Instructions for the task:
Reproduce exactly the lines below, starting at the line that contains "Give me a plain-text" and ending with the last line of the records, both included; leave out any pictures.

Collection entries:

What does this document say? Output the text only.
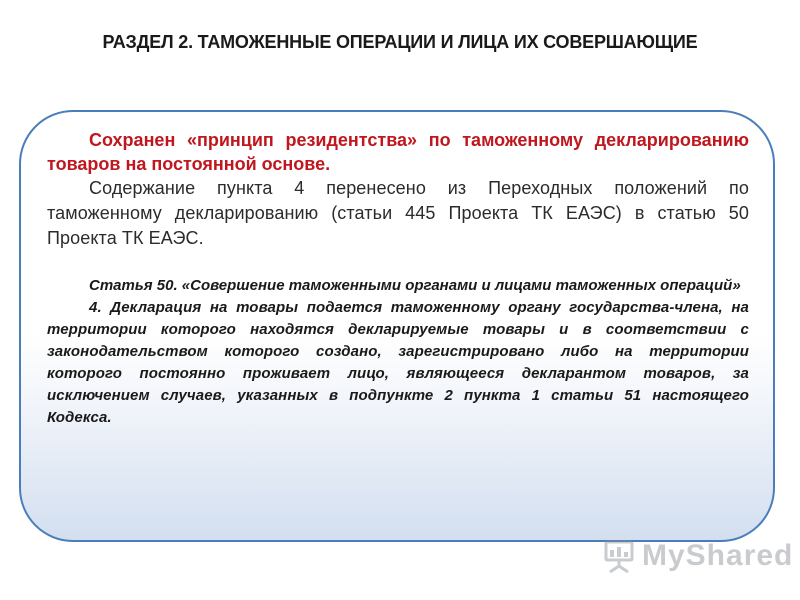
РАЗДЕЛ 2. ТАМОЖЕННЫЕ ОПЕРАЦИИ И ЛИЦА ИХ СОВЕРШАЮЩИЕ

Сохранен «принцип резидентства» по таможенному декларированию товаров на постоянной основе.

Содержание пункта 4 перенесено из Переходных положений по таможенному декларированию (статьи 445 Проекта ТК ЕАЭС) в статью 50 Проекта ТК ЕАЭС.

Статья 50. «Совершение таможенными органами и лицами таможенных операций»

4. Декларация на товары подается таможенному органу государства-члена, на территории которого находятся декларируемые товары и в соответствии с законодательством которого создано, зарегистрировано либо на территории которого постоянно проживает лицо, являющееся декларантом товаров, за исключением случаев, указанных в подпункте 2 пункта 1 статьи 51 настоящего Кодекса.

MyShared
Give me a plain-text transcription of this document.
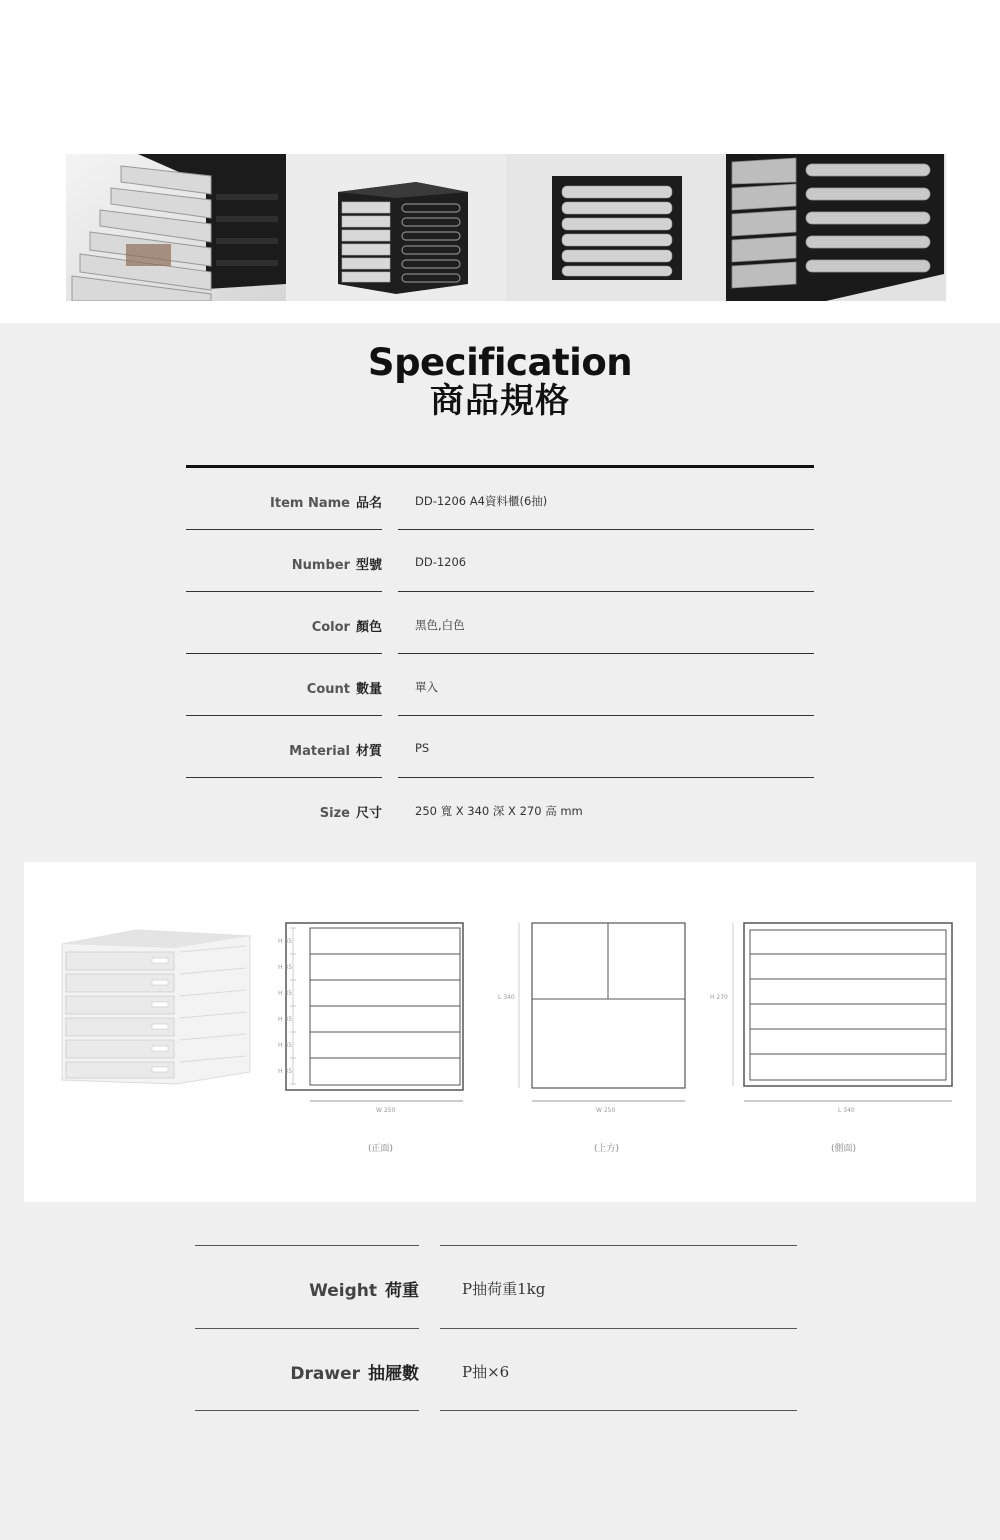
Specification
商品規格
Item Name 品名	DD-1206 A4資料櫃(6抽)
Number 型號	DD-1206
Color 顏色	黑色,白色
Count 數量	單入
Material 材質	PS
Size 尺寸	250 寬 X 340 深 X 270 高 mm
H 35
H 35
H 35
H 35
H 35
H 35
W 250
L 340
W 250
H 270
L 340
(正面)	(上方)	(側面)
Weight 荷重	P抽荷重1kg
Drawer 抽屜數	P抽×6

Solution for this problem:
Give me a plain-text transcription of this document.
Specification
商品規格
Item Name 品名	DD-1206 A4資料櫃(6抽)
Number 型號	DD-1206
Color 顏色	黑色,白色
Count 數量	單入
Material 材質	PS
Size 尺寸	250 寬 X 340 深 X 270 高 mm
H 35
H 35
H 35
H 35
H 35
H 35
W 250
L 340
W 250
H 270
L 340
(正面)	(上方)	(側面)
Weight 荷重	P抽荷重1kg
Drawer 抽屜數	P抽×6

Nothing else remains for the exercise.